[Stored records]

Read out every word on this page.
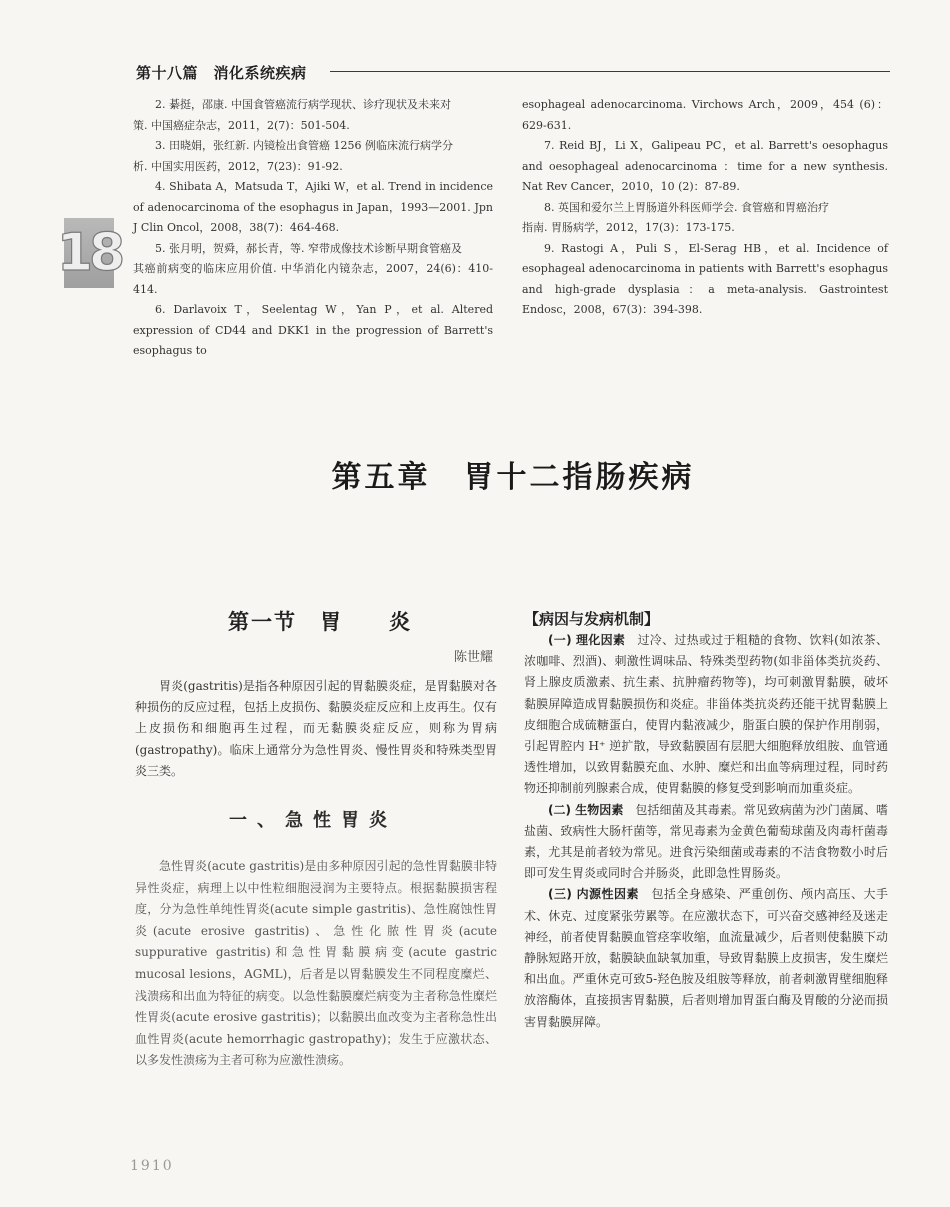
第十八篇　消化系统疾病
18

2. 綦挺，邵康. 中国食管癌流行病学现状、诊疗现状及未来对
策. 中国癌症杂志，2011，2(7)：501-504.

3. 田晓娟，张红新. 内镜检出食管癌 1256 例临床流行病学分
析. 中国实用医药，2012，7(23)：91-92.

4. Shibata A，Matsuda T，Ajiki W，et al. Trend in incidence of adenocarcinoma of the esophagus in Japan，1993—2001. Jpn J Clin Oncol，2008，38(7)：464-468.

5. 张月明，贺舜，郝长青，等. 窄带成像技术诊断早期食管癌及
其癌前病变的临床应用价值. 中华消化内镜杂志，2007，24(6)：410-414.

6. Darlavoix T，Seelentag W，Yan P，et al. Altered expression of CD44 and DKK1 in the progression of Barrett's esophagus to

esophageal adenocarcinoma. Virchows Arch，2009，454 (6)：629-631.

7. Reid BJ，Li X，Galipeau PC，et al. Barrett's oesophagus and oesophageal adenocarcinoma ：time for a new synthesis. Nat Rev Cancer，2010，10 (2)：87-89.

8. 英国和爱尔兰上胃肠道外科医师学会. 食管癌和胃癌治疗
指南. 胃肠病学，2012，17(3)：173-175.

9. Rastogi A，Puli S，El-Serag HB，et al. Incidence of esophageal adenocarcinoma in patients with Barrett's esophagus and high-grade dysplasia：a meta-analysis. Gastrointest Endosc，2008，67(3)：394-398.

第五章　胃十二指肠疾病
第一节　胃　　炎
陈世耀

胃炎(gastritis)是指各种原因引起的胃黏膜炎症，是胃黏膜对各种损伤的反应过程，包括上皮损伤、黏膜炎症反应和上皮再生。仅有上皮损伤和细胞再生过程，而无黏膜炎症反应，则称为胃病(gastropathy)。临床上通常分为急性胃炎、慢性胃炎和特殊类型胃炎三类。

一、急性胃炎

急性胃炎(acute gastritis)是由多种原因引起的急性胃黏膜非特异性炎症，病理上以中性粒细胞浸润为主要特点。根据黏膜损害程度，分为急性单纯性胃炎(acute simple gastritis)、急性腐蚀性胃炎(acute erosive gastritis)、急性化脓性胃炎(acute suppurative gastritis)和急性胃黏膜病变(acute gastric mucosal lesions，AGML)，后者是以胃黏膜发生不同程度糜烂、浅溃疡和出血为特征的病变。以急性黏膜糜烂病变为主者称急性糜烂性胃炎(acute erosive gastritis)；以黏膜出血改变为主者称急性出血性胃炎(acute hemorrhagic gastropathy)；发生于应激状态、以多发性溃疡为主者可称为应激性溃疡。

【病因与发病机制】

(一) 理化因素　 过冷、过热或过于粗糙的食物、饮料(如浓茶、浓咖啡、烈酒)、刺激性调味品、特殊类型药物(如非甾体类抗炎药、肾上腺皮质激素、抗生素、抗肿瘤药物等)，均可刺激胃黏膜，破坏黏膜屏障造成胃黏膜损伤和炎症。非甾体类抗炎药还能干扰胃黏膜上皮细胞合成硫糖蛋白，使胃内黏液减少，脂蛋白膜的保护作用削弱，引起胃腔内 H⁺ 逆扩散，导致黏膜固有层肥大细胞释放组胺、血管通透性增加，以致胃黏膜充血、水肿、糜烂和出血等病理过程，同时药物还抑制前列腺素合成，使胃黏膜的修复受到影响而加重炎症。

(二) 生物因素　 包括细菌及其毒素。常见致病菌为沙门菌属、嗜盐菌、致病性大肠杆菌等，常见毒素为金黄色葡萄球菌及肉毒杆菌毒素，尤其是前者较为常见。进食污染细菌或毒素的不洁食物数小时后即可发生胃炎或同时合并肠炎，此即急性胃肠炎。

(三) 内源性因素　 包括全身感染、严重创伤、颅内高压、大手术、休克、过度紧张劳累等。在应激状态下，可兴奋交感神经及迷走神经，前者使胃黏膜血管痉挛收缩，血流量减少，后者则使黏膜下动静脉短路开放，黏膜缺血缺氧加重，导致胃黏膜上皮损害，发生糜烂和出血。严重休克可致5-羟色胺及组胺等释放，前者刺激胃壁细胞释放溶酶体，直接损害胃黏膜，后者则增加胃蛋白酶及胃酸的分泌而损害胃黏膜屏障。

1910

- **TASK BRIEF**: The data shown above must be printed again exactly, with no images included.

- **ANSWER BOX**:
Read out every word on this page.
第十八篇　消化系统疾病
18

2. 綦挺，邵康. 中国食管癌流行病学现状、诊疗现状及未来对
策. 中国癌症杂志，2011，2(7)：501-504.

3. 田晓娟，张红新. 内镜检出食管癌 1256 例临床流行病学分
析. 中国实用医药，2012，7(23)：91-92.

4. Shibata A，Matsuda T，Ajiki W，et al. Trend in incidence of adenocarcinoma of the esophagus in Japan，1993—2001. Jpn J Clin Oncol，2008，38(7)：464-468.

5. 张月明，贺舜，郝长青，等. 窄带成像技术诊断早期食管癌及
其癌前病变的临床应用价值. 中华消化内镜杂志，2007，24(6)：410-414.

6. Darlavoix T，Seelentag W，Yan P，et al. Altered expression of CD44 and DKK1 in the progression of Barrett's esophagus to

esophageal adenocarcinoma. Virchows Arch，2009，454 (6)：629-631.

7. Reid BJ，Li X，Galipeau PC，et al. Barrett's oesophagus and oesophageal adenocarcinoma ：time for a new synthesis. Nat Rev Cancer，2010，10 (2)：87-89.

8. 英国和爱尔兰上胃肠道外科医师学会. 食管癌和胃癌治疗
指南. 胃肠病学，2012，17(3)：173-175.

9. Rastogi A，Puli S，El-Serag HB，et al. Incidence of esophageal adenocarcinoma in patients with Barrett's esophagus and high-grade dysplasia：a meta-analysis. Gastrointest Endosc，2008，67(3)：394-398.

第五章　胃十二指肠疾病
第一节　胃　　炎
陈世耀

胃炎(gastritis)是指各种原因引起的胃黏膜炎症，是胃黏膜对各种损伤的反应过程，包括上皮损伤、黏膜炎症反应和上皮再生。仅有上皮损伤和细胞再生过程，而无黏膜炎症反应，则称为胃病(gastropathy)。临床上通常分为急性胃炎、慢性胃炎和特殊类型胃炎三类。

一、急性胃炎

急性胃炎(acute gastritis)是由多种原因引起的急性胃黏膜非特异性炎症，病理上以中性粒细胞浸润为主要特点。根据黏膜损害程度，分为急性单纯性胃炎(acute simple gastritis)、急性腐蚀性胃炎(acute erosive gastritis)、急性化脓性胃炎(acute suppurative gastritis)和急性胃黏膜病变(acute gastric mucosal lesions，AGML)，后者是以胃黏膜发生不同程度糜烂、浅溃疡和出血为特征的病变。以急性黏膜糜烂病变为主者称急性糜烂性胃炎(acute erosive gastritis)；以黏膜出血改变为主者称急性出血性胃炎(acute hemorrhagic gastropathy)；发生于应激状态、以多发性溃疡为主者可称为应激性溃疡。

【病因与发病机制】

(一) 理化因素　 过冷、过热或过于粗糙的食物、饮料(如浓茶、浓咖啡、烈酒)、刺激性调味品、特殊类型药物(如非甾体类抗炎药、肾上腺皮质激素、抗生素、抗肿瘤药物等)，均可刺激胃黏膜，破坏黏膜屏障造成胃黏膜损伤和炎症。非甾体类抗炎药还能干扰胃黏膜上皮细胞合成硫糖蛋白，使胃内黏液减少，脂蛋白膜的保护作用削弱，引起胃腔内 H⁺ 逆扩散，导致黏膜固有层肥大细胞释放组胺、血管通透性增加，以致胃黏膜充血、水肿、糜烂和出血等病理过程，同时药物还抑制前列腺素合成，使胃黏膜的修复受到影响而加重炎症。

(二) 生物因素　 包括细菌及其毒素。常见致病菌为沙门菌属、嗜盐菌、致病性大肠杆菌等，常见毒素为金黄色葡萄球菌及肉毒杆菌毒素，尤其是前者较为常见。进食污染细菌或毒素的不洁食物数小时后即可发生胃炎或同时合并肠炎，此即急性胃肠炎。

(三) 内源性因素　 包括全身感染、严重创伤、颅内高压、大手术、休克、过度紧张劳累等。在应激状态下，可兴奋交感神经及迷走神经，前者使胃黏膜血管痉挛收缩，血流量减少，后者则使黏膜下动静脉短路开放，黏膜缺血缺氧加重，导致胃黏膜上皮损害，发生糜烂和出血。严重休克可致5-羟色胺及组胺等释放，前者刺激胃壁细胞释放溶酶体，直接损害胃黏膜，后者则增加胃蛋白酶及胃酸的分泌而损害胃黏膜屏障。

1910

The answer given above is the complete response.